(Stored data entries)
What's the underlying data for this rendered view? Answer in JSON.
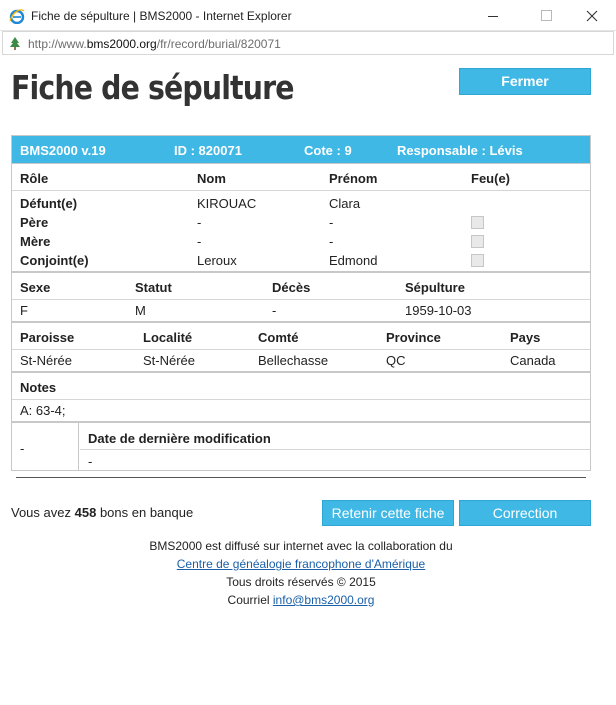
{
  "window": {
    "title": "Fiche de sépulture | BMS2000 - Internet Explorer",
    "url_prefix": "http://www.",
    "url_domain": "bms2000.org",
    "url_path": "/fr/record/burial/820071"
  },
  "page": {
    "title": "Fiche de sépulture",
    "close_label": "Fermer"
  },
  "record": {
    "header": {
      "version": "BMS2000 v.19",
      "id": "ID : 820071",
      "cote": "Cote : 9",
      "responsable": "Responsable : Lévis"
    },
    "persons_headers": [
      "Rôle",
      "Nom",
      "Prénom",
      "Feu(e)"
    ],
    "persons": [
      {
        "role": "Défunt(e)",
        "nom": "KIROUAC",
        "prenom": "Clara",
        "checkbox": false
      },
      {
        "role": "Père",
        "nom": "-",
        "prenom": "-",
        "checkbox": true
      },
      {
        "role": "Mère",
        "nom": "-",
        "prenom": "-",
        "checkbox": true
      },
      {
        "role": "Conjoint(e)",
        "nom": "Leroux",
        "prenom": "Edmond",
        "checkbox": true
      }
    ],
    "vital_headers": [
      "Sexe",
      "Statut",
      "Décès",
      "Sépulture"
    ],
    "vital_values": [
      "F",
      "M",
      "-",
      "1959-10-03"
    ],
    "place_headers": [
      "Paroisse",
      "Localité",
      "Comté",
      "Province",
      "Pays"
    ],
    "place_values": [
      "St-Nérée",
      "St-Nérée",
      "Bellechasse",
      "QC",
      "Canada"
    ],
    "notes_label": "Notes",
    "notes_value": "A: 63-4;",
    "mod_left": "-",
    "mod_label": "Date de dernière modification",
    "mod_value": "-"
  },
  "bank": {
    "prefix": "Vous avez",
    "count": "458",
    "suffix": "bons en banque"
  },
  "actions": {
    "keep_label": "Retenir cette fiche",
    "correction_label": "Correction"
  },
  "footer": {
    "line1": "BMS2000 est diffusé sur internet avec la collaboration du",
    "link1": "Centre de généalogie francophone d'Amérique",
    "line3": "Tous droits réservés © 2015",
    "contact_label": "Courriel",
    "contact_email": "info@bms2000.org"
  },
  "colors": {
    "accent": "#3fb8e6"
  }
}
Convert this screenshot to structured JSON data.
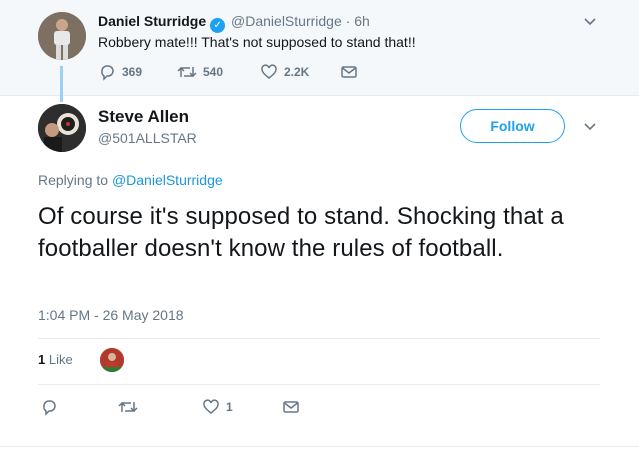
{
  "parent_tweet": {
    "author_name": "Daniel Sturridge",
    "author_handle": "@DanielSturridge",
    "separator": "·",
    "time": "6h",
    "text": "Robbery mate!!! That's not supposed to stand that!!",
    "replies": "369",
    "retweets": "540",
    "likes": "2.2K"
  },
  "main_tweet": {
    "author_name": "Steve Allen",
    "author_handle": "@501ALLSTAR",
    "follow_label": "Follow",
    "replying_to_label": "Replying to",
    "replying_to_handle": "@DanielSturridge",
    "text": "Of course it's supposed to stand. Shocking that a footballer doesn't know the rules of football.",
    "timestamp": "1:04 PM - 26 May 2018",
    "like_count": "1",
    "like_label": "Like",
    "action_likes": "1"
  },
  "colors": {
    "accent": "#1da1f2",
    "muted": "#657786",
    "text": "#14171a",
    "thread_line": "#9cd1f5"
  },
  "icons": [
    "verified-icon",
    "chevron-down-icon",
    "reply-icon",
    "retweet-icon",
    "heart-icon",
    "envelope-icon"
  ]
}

* Prompt *
Scan the material above. Return every line containing the string "prenom".

* Solution below *
        "prenom": "Clara",
        "prenom": "-",
        "prenom": "-",
        "prenom": "Edmond",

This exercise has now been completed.